--- What is being asked ---
Will you write out all the entries below exactly?
____ Dataset records
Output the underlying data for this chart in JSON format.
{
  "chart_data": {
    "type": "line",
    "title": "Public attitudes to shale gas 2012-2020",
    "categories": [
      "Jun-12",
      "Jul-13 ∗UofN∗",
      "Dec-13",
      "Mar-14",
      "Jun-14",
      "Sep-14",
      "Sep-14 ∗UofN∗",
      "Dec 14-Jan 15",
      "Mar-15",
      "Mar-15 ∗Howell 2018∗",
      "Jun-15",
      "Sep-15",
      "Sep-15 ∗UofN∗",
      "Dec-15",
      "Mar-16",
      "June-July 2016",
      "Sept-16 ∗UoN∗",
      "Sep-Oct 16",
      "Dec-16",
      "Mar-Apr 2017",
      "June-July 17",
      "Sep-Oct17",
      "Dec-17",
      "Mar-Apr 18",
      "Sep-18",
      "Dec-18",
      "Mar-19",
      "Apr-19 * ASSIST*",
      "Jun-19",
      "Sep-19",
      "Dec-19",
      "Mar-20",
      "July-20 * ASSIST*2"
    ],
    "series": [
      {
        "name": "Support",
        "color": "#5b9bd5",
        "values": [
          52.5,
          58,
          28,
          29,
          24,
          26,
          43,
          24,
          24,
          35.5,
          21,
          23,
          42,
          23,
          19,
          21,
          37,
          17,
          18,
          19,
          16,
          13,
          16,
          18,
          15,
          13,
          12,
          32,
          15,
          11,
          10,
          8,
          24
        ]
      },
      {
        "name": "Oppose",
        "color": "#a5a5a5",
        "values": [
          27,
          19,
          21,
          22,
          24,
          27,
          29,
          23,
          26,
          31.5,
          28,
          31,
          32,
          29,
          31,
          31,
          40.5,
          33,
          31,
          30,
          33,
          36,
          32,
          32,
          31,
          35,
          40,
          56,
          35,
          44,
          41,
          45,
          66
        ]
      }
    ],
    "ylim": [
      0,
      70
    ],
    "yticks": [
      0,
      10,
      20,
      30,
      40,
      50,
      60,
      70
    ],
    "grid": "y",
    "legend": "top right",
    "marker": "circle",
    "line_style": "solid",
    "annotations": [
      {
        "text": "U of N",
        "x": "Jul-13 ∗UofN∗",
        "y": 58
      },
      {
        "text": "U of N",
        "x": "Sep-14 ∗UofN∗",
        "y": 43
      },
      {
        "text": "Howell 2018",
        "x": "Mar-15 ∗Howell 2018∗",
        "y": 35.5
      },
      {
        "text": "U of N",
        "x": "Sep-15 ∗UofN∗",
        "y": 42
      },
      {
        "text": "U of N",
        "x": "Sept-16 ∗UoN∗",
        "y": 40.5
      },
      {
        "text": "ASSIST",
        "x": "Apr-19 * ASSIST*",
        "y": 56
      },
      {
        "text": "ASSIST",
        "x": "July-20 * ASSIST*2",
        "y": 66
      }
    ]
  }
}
________
--- Full answer ---
Output the underlying data for this chart in JSON format.
{
  "chart_data": {
    "type": "line",
    "title": "Public attitudes to shale gas 2012-2020",
    "categories": [
      "Jun-12",
      "Jul-13 ∗UofN∗",
      "Dec-13",
      "Mar-14",
      "Jun-14",
      "Sep-14",
      "Sep-14 ∗UofN∗",
      "Dec 14-Jan 15",
      "Mar-15",
      "Mar-15 ∗Howell 2018∗",
      "Jun-15",
      "Sep-15",
      "Sep-15 ∗UofN∗",
      "Dec-15",
      "Mar-16",
      "June-July 2016",
      "Sept-16 ∗UoN∗",
      "Sep-Oct 16",
      "Dec-16",
      "Mar-Apr 2017",
      "June-July 17",
      "Sep-Oct17",
      "Dec-17",
      "Mar-Apr 18",
      "Sep-18",
      "Dec-18",
      "Mar-19",
      "Apr-19 * ASSIST*",
      "Jun-19",
      "Sep-19",
      "Dec-19",
      "Mar-20",
      "July-20 * ASSIST*2"
    ],
    "series": [
      {
        "name": "Support",
        "color": "#5b9bd5",
        "values": [
          52.5,
          58,
          28,
          29,
          24,
          26,
          43,
          24,
          24,
          35.5,
          21,
          23,
          42,
          23,
          19,
          21,
          37,
          17,
          18,
          19,
          16,
          13,
          16,
          18,
          15,
          13,
          12,
          32,
          15,
          11,
          10,
          8,
          24
        ]
      },
      {
        "name": "Oppose",
        "color": "#a5a5a5",
        "values": [
          27,
          19,
          21,
          22,
          24,
          27,
          29,
          23,
          26,
          31.5,
          28,
          31,
          32,
          29,
          31,
          31,
          40.5,
          33,
          31,
          30,
          33,
          36,
          32,
          32,
          31,
          35,
          40,
          56,
          35,
          44,
          41,
          45,
          66
        ]
      }
    ],
    "ylim": [
      0,
      70
    ],
    "yticks": [
      0,
      10,
      20,
      30,
      40,
      50,
      60,
      70
    ],
    "grid": "y",
    "legend": "top right",
    "marker": "circle",
    "line_style": "solid",
    "annotations": [
      {
        "text": "U of N",
        "x": "Jul-13 ∗UofN∗",
        "y": 58
      },
      {
        "text": "U of N",
        "x": "Sep-14 ∗UofN∗",
        "y": 43
      },
      {
        "text": "Howell 2018",
        "x": "Mar-15 ∗Howell 2018∗",
        "y": 35.5
      },
      {
        "text": "U of N",
        "x": "Sep-15 ∗UofN∗",
        "y": 42
      },
      {
        "text": "U of N",
        "x": "Sept-16 ∗UoN∗",
        "y": 40.5
      },
      {
        "text": "ASSIST",
        "x": "Apr-19 * ASSIST*",
        "y": 56
      },
      {
        "text": "ASSIST",
        "x": "July-20 * ASSIST*2",
        "y": 66
      }
    ]
  }
}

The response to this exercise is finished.